* start Information supplied *
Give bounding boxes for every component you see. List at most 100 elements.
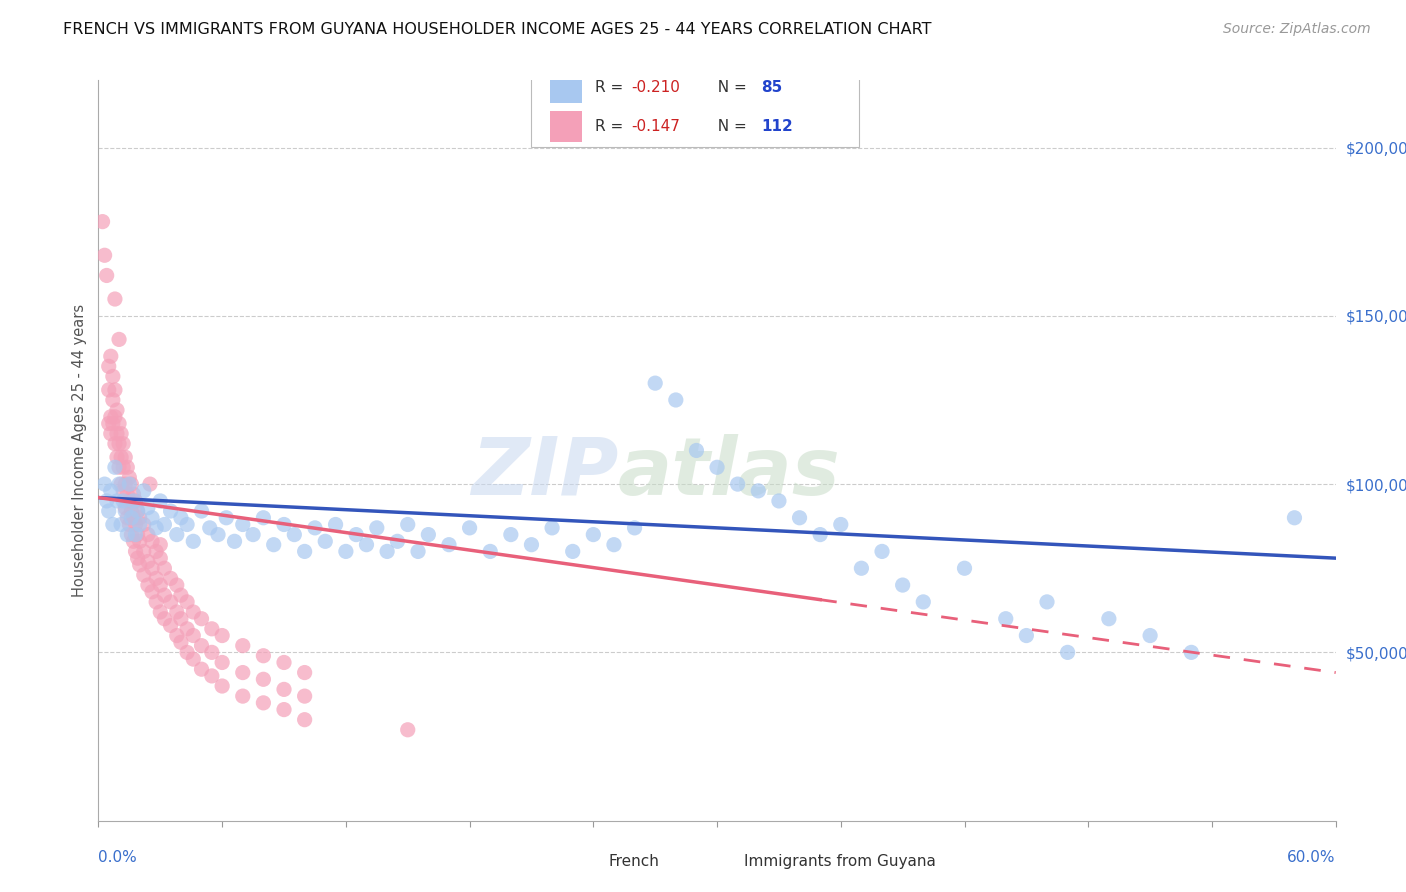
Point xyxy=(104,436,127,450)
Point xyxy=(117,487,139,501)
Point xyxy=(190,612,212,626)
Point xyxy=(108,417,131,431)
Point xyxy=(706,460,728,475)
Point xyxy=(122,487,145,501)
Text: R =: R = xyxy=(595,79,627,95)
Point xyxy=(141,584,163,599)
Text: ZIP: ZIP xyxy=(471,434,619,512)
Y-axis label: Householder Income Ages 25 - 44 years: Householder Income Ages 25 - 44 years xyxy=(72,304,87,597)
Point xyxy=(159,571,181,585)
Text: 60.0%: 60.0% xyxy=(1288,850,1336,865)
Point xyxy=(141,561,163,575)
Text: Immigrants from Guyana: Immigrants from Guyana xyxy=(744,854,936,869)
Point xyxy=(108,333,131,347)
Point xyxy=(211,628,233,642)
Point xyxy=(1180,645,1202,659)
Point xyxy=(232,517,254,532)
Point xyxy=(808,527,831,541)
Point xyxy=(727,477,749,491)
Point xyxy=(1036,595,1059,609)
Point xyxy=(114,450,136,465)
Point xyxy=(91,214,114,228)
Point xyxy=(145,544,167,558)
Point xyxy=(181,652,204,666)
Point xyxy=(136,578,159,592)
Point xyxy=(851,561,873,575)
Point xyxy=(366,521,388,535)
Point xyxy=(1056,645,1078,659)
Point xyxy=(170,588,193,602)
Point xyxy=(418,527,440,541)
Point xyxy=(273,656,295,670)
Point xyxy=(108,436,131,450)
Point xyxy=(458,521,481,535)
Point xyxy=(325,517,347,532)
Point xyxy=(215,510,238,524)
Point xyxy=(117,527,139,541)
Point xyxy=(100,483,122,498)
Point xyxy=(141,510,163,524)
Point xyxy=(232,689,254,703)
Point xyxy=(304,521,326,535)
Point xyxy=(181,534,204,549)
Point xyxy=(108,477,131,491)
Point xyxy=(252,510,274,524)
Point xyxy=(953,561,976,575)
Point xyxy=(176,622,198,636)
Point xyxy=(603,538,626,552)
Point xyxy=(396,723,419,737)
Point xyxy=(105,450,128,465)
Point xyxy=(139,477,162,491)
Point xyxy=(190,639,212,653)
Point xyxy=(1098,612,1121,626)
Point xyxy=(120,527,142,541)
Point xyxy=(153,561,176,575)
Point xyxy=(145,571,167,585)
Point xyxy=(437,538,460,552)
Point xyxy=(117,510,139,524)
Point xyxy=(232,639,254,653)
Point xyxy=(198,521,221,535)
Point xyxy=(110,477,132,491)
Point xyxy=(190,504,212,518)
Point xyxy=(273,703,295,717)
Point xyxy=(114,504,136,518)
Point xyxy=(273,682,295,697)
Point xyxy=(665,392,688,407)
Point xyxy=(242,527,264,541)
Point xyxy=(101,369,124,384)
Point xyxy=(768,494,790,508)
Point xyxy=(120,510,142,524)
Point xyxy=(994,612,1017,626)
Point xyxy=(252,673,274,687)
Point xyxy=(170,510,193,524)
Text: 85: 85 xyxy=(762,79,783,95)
* end Information supplied *
Extract every line of the listing above verbatim, omitting the pictures.

* **Full solution**
Give bounding boxes for every component you see. List at most 100 elements.
Point xyxy=(104,436,127,450)
Point xyxy=(117,487,139,501)
Point xyxy=(190,612,212,626)
Point xyxy=(108,417,131,431)
Point xyxy=(706,460,728,475)
Point xyxy=(122,487,145,501)
Text: R =: R = xyxy=(595,79,627,95)
Point xyxy=(141,584,163,599)
Text: ZIP: ZIP xyxy=(471,434,619,512)
Y-axis label: Householder Income Ages 25 - 44 years: Householder Income Ages 25 - 44 years xyxy=(72,304,87,597)
Point xyxy=(159,571,181,585)
Text: 60.0%: 60.0% xyxy=(1288,850,1336,865)
Point xyxy=(141,561,163,575)
Text: Immigrants from Guyana: Immigrants from Guyana xyxy=(744,854,936,869)
Point xyxy=(108,333,131,347)
Point xyxy=(211,628,233,642)
Point xyxy=(1180,645,1202,659)
Point xyxy=(232,517,254,532)
Point xyxy=(808,527,831,541)
Point xyxy=(727,477,749,491)
Point xyxy=(1036,595,1059,609)
Point xyxy=(114,450,136,465)
Point xyxy=(91,214,114,228)
Point xyxy=(145,544,167,558)
Point xyxy=(181,652,204,666)
Point xyxy=(136,578,159,592)
Point xyxy=(851,561,873,575)
Point xyxy=(366,521,388,535)
Point xyxy=(1056,645,1078,659)
Point xyxy=(170,588,193,602)
Point xyxy=(418,527,440,541)
Point xyxy=(273,656,295,670)
Point xyxy=(108,436,131,450)
Point xyxy=(458,521,481,535)
Point xyxy=(325,517,347,532)
Point xyxy=(215,510,238,524)
Point xyxy=(117,527,139,541)
Point xyxy=(100,483,122,498)
Point xyxy=(141,510,163,524)
Point xyxy=(232,689,254,703)
Point xyxy=(304,521,326,535)
Point xyxy=(181,534,204,549)
Point xyxy=(108,477,131,491)
Point xyxy=(252,510,274,524)
Point xyxy=(953,561,976,575)
Point xyxy=(176,622,198,636)
Point xyxy=(603,538,626,552)
Point xyxy=(396,723,419,737)
Point xyxy=(105,450,128,465)
Point xyxy=(139,477,162,491)
Point xyxy=(190,639,212,653)
Point xyxy=(1098,612,1121,626)
Point xyxy=(120,527,142,541)
Point xyxy=(153,561,176,575)
Point xyxy=(145,571,167,585)
Point xyxy=(437,538,460,552)
Point xyxy=(117,510,139,524)
Point xyxy=(232,639,254,653)
Point xyxy=(198,521,221,535)
Point xyxy=(110,477,132,491)
Point xyxy=(190,504,212,518)
Point xyxy=(273,703,295,717)
Point xyxy=(114,504,136,518)
Point xyxy=(273,682,295,697)
Point xyxy=(665,392,688,407)
Point xyxy=(242,527,264,541)
Point xyxy=(101,369,124,384)
Point xyxy=(768,494,790,508)
Point xyxy=(120,510,142,524)
Point xyxy=(994,612,1017,626)
Point xyxy=(252,673,274,687)
Point xyxy=(170,510,193,524)
Text: 85: 85 xyxy=(762,79,783,95)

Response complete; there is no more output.